» **What to work on**:
Produce a word-for-word copy of the listing below without its pictures.

» **Source material**:

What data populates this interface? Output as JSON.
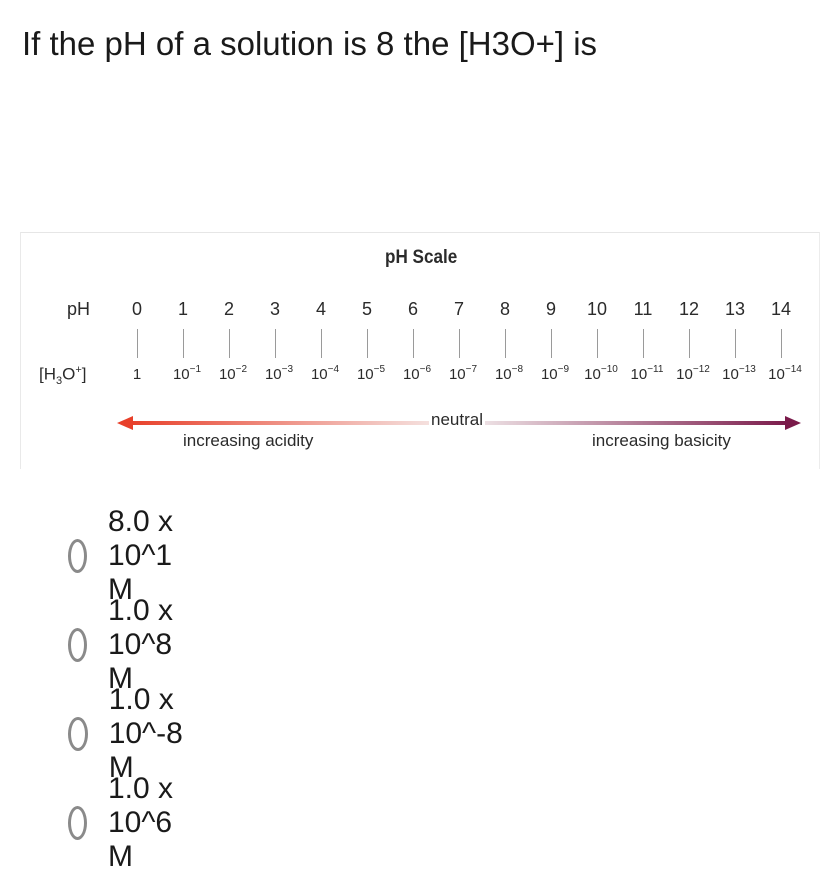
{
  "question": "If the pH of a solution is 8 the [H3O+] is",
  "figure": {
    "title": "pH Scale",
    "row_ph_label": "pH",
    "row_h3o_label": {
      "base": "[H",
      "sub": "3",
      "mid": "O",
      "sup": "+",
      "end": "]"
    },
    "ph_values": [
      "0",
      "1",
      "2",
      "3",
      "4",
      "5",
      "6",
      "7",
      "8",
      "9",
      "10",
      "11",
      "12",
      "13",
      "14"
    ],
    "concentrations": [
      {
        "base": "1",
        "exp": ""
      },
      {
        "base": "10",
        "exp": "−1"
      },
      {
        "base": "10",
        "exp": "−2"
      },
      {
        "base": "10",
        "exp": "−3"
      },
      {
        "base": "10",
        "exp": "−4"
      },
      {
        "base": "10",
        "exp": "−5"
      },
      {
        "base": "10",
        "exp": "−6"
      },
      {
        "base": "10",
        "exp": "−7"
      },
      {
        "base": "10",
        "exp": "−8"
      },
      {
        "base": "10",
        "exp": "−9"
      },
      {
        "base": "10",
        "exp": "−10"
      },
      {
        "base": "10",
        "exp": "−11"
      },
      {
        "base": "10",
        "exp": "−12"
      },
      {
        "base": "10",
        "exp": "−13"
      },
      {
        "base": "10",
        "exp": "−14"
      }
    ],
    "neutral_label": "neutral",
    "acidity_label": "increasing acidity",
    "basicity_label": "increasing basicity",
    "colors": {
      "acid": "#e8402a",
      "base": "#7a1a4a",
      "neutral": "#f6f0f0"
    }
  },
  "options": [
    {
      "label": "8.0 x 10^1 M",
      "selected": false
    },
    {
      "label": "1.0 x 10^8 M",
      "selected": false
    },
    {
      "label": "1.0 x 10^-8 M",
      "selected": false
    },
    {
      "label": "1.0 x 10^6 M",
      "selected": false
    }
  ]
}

» **Result for this task**:
What data populates this interface? Output as JSON.
{
  "question": "If the pH of a solution is 8 the [H3O+] is",
  "figure": {
    "title": "pH Scale",
    "row_ph_label": "pH",
    "row_h3o_label": {
      "base": "[H",
      "sub": "3",
      "mid": "O",
      "sup": "+",
      "end": "]"
    },
    "ph_values": [
      "0",
      "1",
      "2",
      "3",
      "4",
      "5",
      "6",
      "7",
      "8",
      "9",
      "10",
      "11",
      "12",
      "13",
      "14"
    ],
    "concentrations": [
      {
        "base": "1",
        "exp": ""
      },
      {
        "base": "10",
        "exp": "−1"
      },
      {
        "base": "10",
        "exp": "−2"
      },
      {
        "base": "10",
        "exp": "−3"
      },
      {
        "base": "10",
        "exp": "−4"
      },
      {
        "base": "10",
        "exp": "−5"
      },
      {
        "base": "10",
        "exp": "−6"
      },
      {
        "base": "10",
        "exp": "−7"
      },
      {
        "base": "10",
        "exp": "−8"
      },
      {
        "base": "10",
        "exp": "−9"
      },
      {
        "base": "10",
        "exp": "−10"
      },
      {
        "base": "10",
        "exp": "−11"
      },
      {
        "base": "10",
        "exp": "−12"
      },
      {
        "base": "10",
        "exp": "−13"
      },
      {
        "base": "10",
        "exp": "−14"
      }
    ],
    "neutral_label": "neutral",
    "acidity_label": "increasing acidity",
    "basicity_label": "increasing basicity",
    "colors": {
      "acid": "#e8402a",
      "base": "#7a1a4a",
      "neutral": "#f6f0f0"
    }
  },
  "options": [
    {
      "label": "8.0 x 10^1 M",
      "selected": false
    },
    {
      "label": "1.0 x 10^8 M",
      "selected": false
    },
    {
      "label": "1.0 x 10^-8 M",
      "selected": false
    },
    {
      "label": "1.0 x 10^6 M",
      "selected": false
    }
  ]
}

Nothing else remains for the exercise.